- _Written task_: Find the lines with "ylabel" in them and copy them out.

-- START Records for the exercise --

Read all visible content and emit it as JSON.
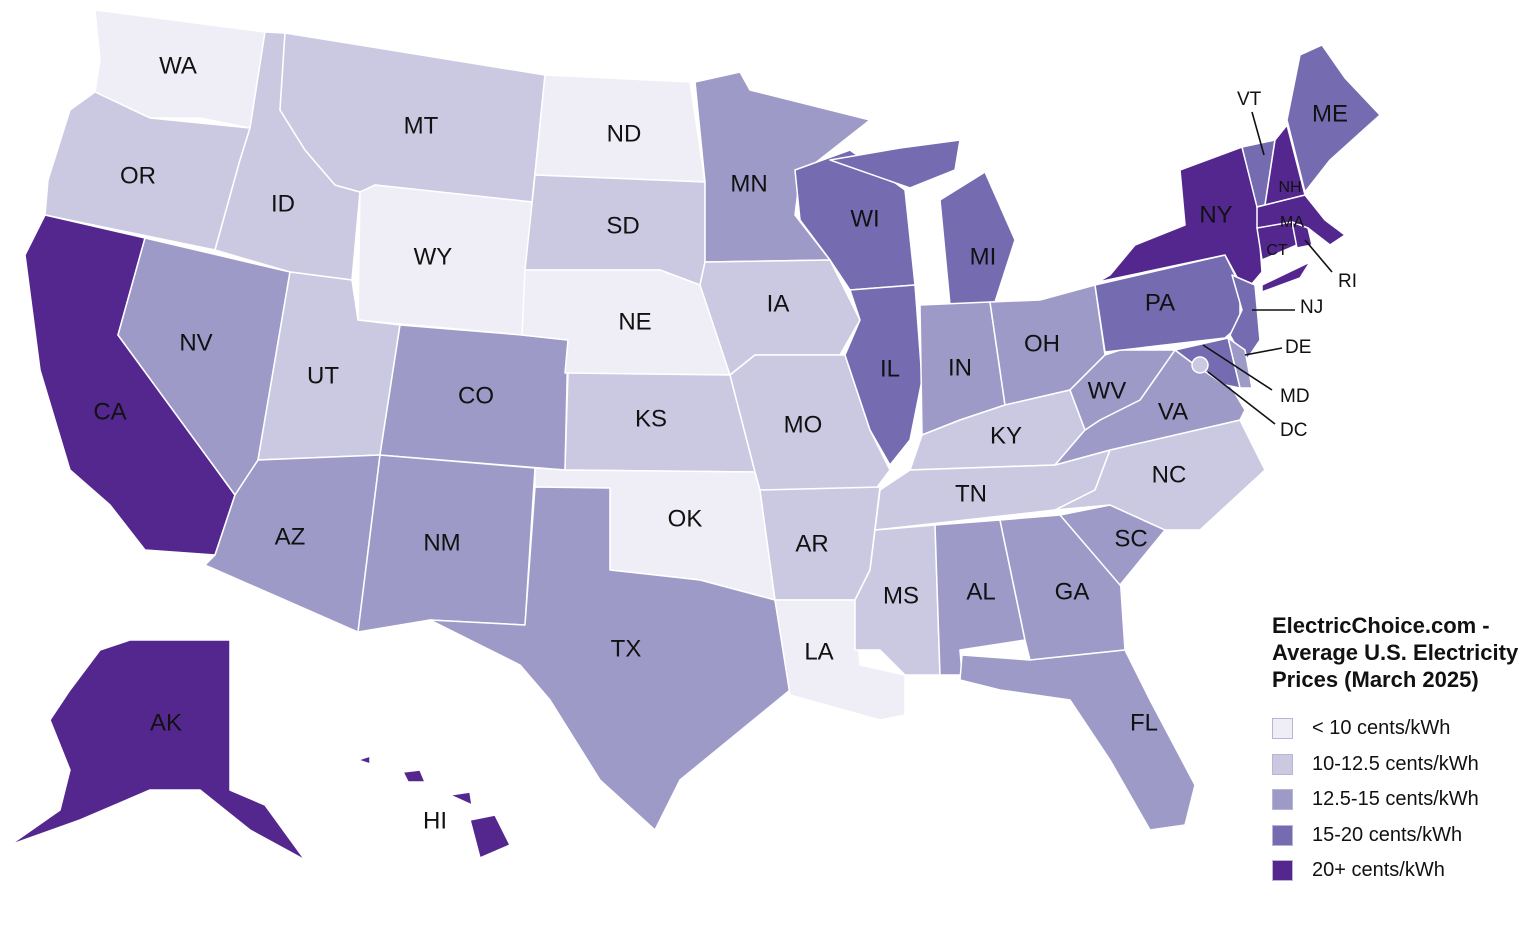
{
  "legend": {
    "title": "ElectricChoice.com - Average U.S. Electricity Prices (March 2025)",
    "items": [
      {
        "label": "< 10 cents/kWh",
        "color": "#efedf5"
      },
      {
        "label": "10-12.5 cents/kWh",
        "color": "#cbc9e2"
      },
      {
        "label": "12.5-15 cents/kWh",
        "color": "#9e9ac8"
      },
      {
        "label": "15-20 cents/kWh",
        "color": "#756bb1"
      },
      {
        "label": "20+ cents/kWh",
        "color": "#54278f"
      }
    ]
  },
  "states": [
    {
      "abbr": "WA",
      "bin": 0
    },
    {
      "abbr": "OR",
      "bin": 1
    },
    {
      "abbr": "CA",
      "bin": 4
    },
    {
      "abbr": "ID",
      "bin": 1
    },
    {
      "abbr": "NV",
      "bin": 2
    },
    {
      "abbr": "MT",
      "bin": 1
    },
    {
      "abbr": "WY",
      "bin": 0
    },
    {
      "abbr": "UT",
      "bin": 1
    },
    {
      "abbr": "AZ",
      "bin": 2
    },
    {
      "abbr": "CO",
      "bin": 2
    },
    {
      "abbr": "NM",
      "bin": 2
    },
    {
      "abbr": "ND",
      "bin": 0
    },
    {
      "abbr": "SD",
      "bin": 1
    },
    {
      "abbr": "NE",
      "bin": 0
    },
    {
      "abbr": "KS",
      "bin": 1
    },
    {
      "abbr": "OK",
      "bin": 0
    },
    {
      "abbr": "TX",
      "bin": 2
    },
    {
      "abbr": "MN",
      "bin": 2
    },
    {
      "abbr": "IA",
      "bin": 1
    },
    {
      "abbr": "MO",
      "bin": 1
    },
    {
      "abbr": "AR",
      "bin": 1
    },
    {
      "abbr": "LA",
      "bin": 0
    },
    {
      "abbr": "WI",
      "bin": 3
    },
    {
      "abbr": "IL",
      "bin": 3
    },
    {
      "abbr": "MI",
      "bin": 3
    },
    {
      "abbr": "IN",
      "bin": 2
    },
    {
      "abbr": "OH",
      "bin": 2
    },
    {
      "abbr": "KY",
      "bin": 1
    },
    {
      "abbr": "TN",
      "bin": 1
    },
    {
      "abbr": "MS",
      "bin": 1
    },
    {
      "abbr": "AL",
      "bin": 2
    },
    {
      "abbr": "GA",
      "bin": 2
    },
    {
      "abbr": "FL",
      "bin": 2
    },
    {
      "abbr": "SC",
      "bin": 2
    },
    {
      "abbr": "NC",
      "bin": 1
    },
    {
      "abbr": "VA",
      "bin": 2
    },
    {
      "abbr": "WV",
      "bin": 2
    },
    {
      "abbr": "PA",
      "bin": 3
    },
    {
      "abbr": "NY",
      "bin": 4
    },
    {
      "abbr": "NJ",
      "bin": 3
    },
    {
      "abbr": "DE",
      "bin": 2
    },
    {
      "abbr": "MD",
      "bin": 3
    },
    {
      "abbr": "DC",
      "bin": 1
    },
    {
      "abbr": "VT",
      "bin": 3
    },
    {
      "abbr": "NH",
      "bin": 4
    },
    {
      "abbr": "ME",
      "bin": 3
    },
    {
      "abbr": "MA",
      "bin": 4
    },
    {
      "abbr": "CT",
      "bin": 4
    },
    {
      "abbr": "RI",
      "bin": 4
    },
    {
      "abbr": "AK",
      "bin": 4
    },
    {
      "abbr": "HI",
      "bin": 4
    }
  ]
}
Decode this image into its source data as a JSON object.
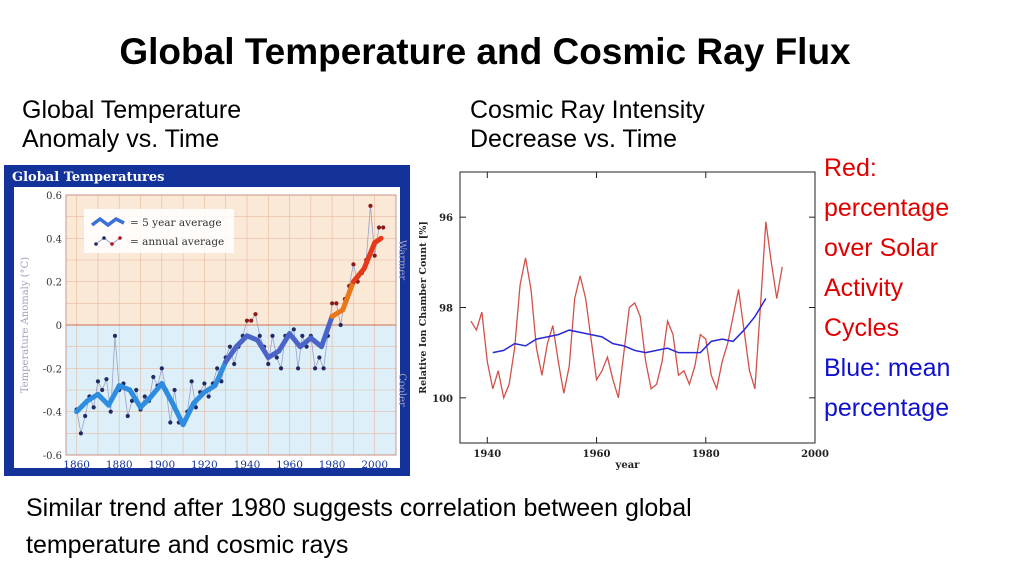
{
  "slide": {
    "title": "Global Temperature and Cosmic Ray Flux",
    "left_subtitle": [
      "Global Temperature",
      "Anomaly vs. Time"
    ],
    "right_subtitle": [
      "Cosmic Ray Intensity",
      "Decrease vs. Time"
    ],
    "legend_lines": [
      {
        "text": "Red:",
        "color": "#e00000"
      },
      {
        "text": "percentage",
        "color": "#e00000"
      },
      {
        "text": "over Solar",
        "color": "#e00000"
      },
      {
        "text": "Activity",
        "color": "#e00000"
      },
      {
        "text": "Cycles",
        "color": "#e00000"
      },
      {
        "text": "Blue: mean",
        "color": "#1010d0"
      },
      {
        "text": "percentage",
        "color": "#1010d0"
      }
    ],
    "conclusion": [
      "Similar trend after 1980 suggests correlation between global",
      "temperature and cosmic rays"
    ]
  },
  "chart_data": [
    {
      "type": "line",
      "title": "Global Temperatures",
      "xlabel": "",
      "ylabel": "Temperature Anomaly (°C)",
      "xlim": [
        1855,
        2010
      ],
      "ylim": [
        -0.6,
        0.6
      ],
      "x_ticks": [
        1860,
        1880,
        1900,
        1920,
        1940,
        1960,
        1980,
        2000
      ],
      "y_ticks": [
        -0.6,
        -0.4,
        -0.2,
        0,
        0.2,
        0.4,
        0.6
      ],
      "y_tick_labels": [
        "-0.6",
        "-0.4",
        "-0.2",
        "0",
        "0.2",
        "0.4",
        "0.6"
      ],
      "region_labels": {
        "warmer": "Warmer",
        "cooler": "Cooler"
      },
      "legend": [
        "= 5 year average",
        "= annual average"
      ],
      "colors": {
        "frame": "#14339a",
        "warm_bg": "#fbe9d7",
        "cool_bg": "#ddf0f9",
        "cool_line": "#2f8de0",
        "warm_line": "#e53a1a",
        "points": "#222a66",
        "thin": "#9aa0c8"
      },
      "series": [
        {
          "name": "5 year average",
          "x": [
            1860,
            1865,
            1870,
            1875,
            1880,
            1885,
            1890,
            1895,
            1900,
            1905,
            1910,
            1915,
            1920,
            1925,
            1930,
            1935,
            1940,
            1945,
            1950,
            1955,
            1960,
            1965,
            1970,
            1975,
            1980,
            1985,
            1990,
            1995,
            2000,
            2003
          ],
          "values": [
            -0.4,
            -0.35,
            -0.32,
            -0.37,
            -0.28,
            -0.3,
            -0.38,
            -0.33,
            -0.27,
            -0.36,
            -0.46,
            -0.36,
            -0.31,
            -0.28,
            -0.17,
            -0.1,
            -0.05,
            -0.07,
            -0.15,
            -0.12,
            -0.04,
            -0.1,
            -0.06,
            -0.1,
            0.04,
            0.07,
            0.2,
            0.26,
            0.38,
            0.4
          ]
        },
        {
          "name": "annual average",
          "x": [
            1860,
            1862,
            1864,
            1866,
            1868,
            1870,
            1872,
            1874,
            1876,
            1878,
            1880,
            1882,
            1884,
            1886,
            1888,
            1890,
            1892,
            1894,
            1896,
            1898,
            1900,
            1902,
            1904,
            1906,
            1908,
            1910,
            1912,
            1914,
            1916,
            1918,
            1920,
            1922,
            1924,
            1926,
            1928,
            1930,
            1932,
            1934,
            1936,
            1938,
            1940,
            1942,
            1944,
            1946,
            1948,
            1950,
            1952,
            1954,
            1956,
            1958,
            1960,
            1962,
            1964,
            1966,
            1968,
            1970,
            1972,
            1974,
            1976,
            1978,
            1980,
            1982,
            1984,
            1986,
            1988,
            1990,
            1992,
            1994,
            1996,
            1998,
            2000,
            2002,
            2004
          ],
          "values": [
            -0.39,
            -0.5,
            -0.42,
            -0.33,
            -0.38,
            -0.26,
            -0.3,
            -0.25,
            -0.4,
            -0.05,
            -0.3,
            -0.27,
            -0.42,
            -0.35,
            -0.3,
            -0.39,
            -0.33,
            -0.35,
            -0.24,
            -0.28,
            -0.2,
            -0.3,
            -0.45,
            -0.3,
            -0.45,
            -0.45,
            -0.4,
            -0.26,
            -0.38,
            -0.31,
            -0.27,
            -0.33,
            -0.27,
            -0.2,
            -0.26,
            -0.15,
            -0.1,
            -0.18,
            -0.1,
            -0.05,
            0.02,
            0.02,
            0.05,
            -0.05,
            -0.1,
            -0.18,
            -0.05,
            -0.15,
            -0.2,
            -0.05,
            -0.04,
            -0.02,
            -0.2,
            -0.05,
            -0.1,
            -0.05,
            -0.2,
            -0.15,
            -0.2,
            -0.05,
            0.1,
            0.1,
            0.0,
            0.12,
            0.18,
            0.28,
            0.2,
            0.24,
            0.3,
            0.55,
            0.32,
            0.45,
            0.45
          ]
        }
      ]
    },
    {
      "type": "line",
      "title": "",
      "xlabel": "year",
      "ylabel": "Relative Ion Chamber Count [%]",
      "xlim": [
        1935,
        2000
      ],
      "ylim": [
        101,
        95
      ],
      "y_inverted": true,
      "x_ticks": [
        1940,
        1960,
        1980,
        2000
      ],
      "y_ticks": [
        96,
        98,
        100
      ],
      "colors": {
        "red": "#d2504a",
        "blue": "#2828d8"
      },
      "series": [
        {
          "name": "Red: percentage over Solar Activity Cycles",
          "x": [
            1937,
            1938,
            1939,
            1940,
            1941,
            1942,
            1943,
            1944,
            1945,
            1946,
            1947,
            1948,
            1949,
            1950,
            1951,
            1952,
            1953,
            1954,
            1955,
            1956,
            1957,
            1958,
            1959,
            1960,
            1961,
            1962,
            1963,
            1964,
            1965,
            1966,
            1967,
            1968,
            1969,
            1970,
            1971,
            1972,
            1973,
            1974,
            1975,
            1976,
            1977,
            1978,
            1979,
            1980,
            1981,
            1982,
            1983,
            1984,
            1985,
            1986,
            1987,
            1988,
            1989,
            1990,
            1991,
            1992,
            1993,
            1994
          ],
          "values": [
            98.3,
            98.5,
            98.1,
            99.2,
            99.8,
            99.4,
            100.0,
            99.7,
            98.9,
            97.5,
            96.9,
            97.6,
            98.9,
            99.5,
            98.8,
            98.4,
            99.2,
            99.9,
            99.3,
            97.8,
            97.3,
            97.8,
            98.7,
            99.6,
            99.4,
            99.1,
            99.6,
            100.0,
            99.0,
            98.0,
            97.9,
            98.2,
            99.2,
            99.8,
            99.7,
            99.2,
            98.3,
            98.6,
            99.5,
            99.4,
            99.7,
            99.3,
            98.6,
            98.7,
            99.5,
            99.8,
            99.2,
            98.8,
            98.2,
            97.6,
            98.5,
            99.4,
            99.8,
            98.0,
            96.1,
            97.0,
            97.8,
            97.1
          ]
        },
        {
          "name": "Blue: mean percentage",
          "x": [
            1941,
            1943,
            1945,
            1947,
            1949,
            1951,
            1953,
            1955,
            1957,
            1959,
            1961,
            1963,
            1965,
            1967,
            1969,
            1971,
            1973,
            1975,
            1977,
            1979,
            1981,
            1983,
            1985,
            1987,
            1989,
            1991
          ],
          "values": [
            99.0,
            98.95,
            98.8,
            98.85,
            98.7,
            98.65,
            98.6,
            98.5,
            98.55,
            98.6,
            98.65,
            98.8,
            98.85,
            98.95,
            99.0,
            98.95,
            98.9,
            99.0,
            99.0,
            99.0,
            98.75,
            98.7,
            98.75,
            98.5,
            98.2,
            97.8
          ]
        }
      ]
    }
  ]
}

-- END Records for the exercise --

- _The response_:
      "ylabel": "Temperature Anomaly (°C)",
      "ylabel": "Relative Ion Chamber Count [%]",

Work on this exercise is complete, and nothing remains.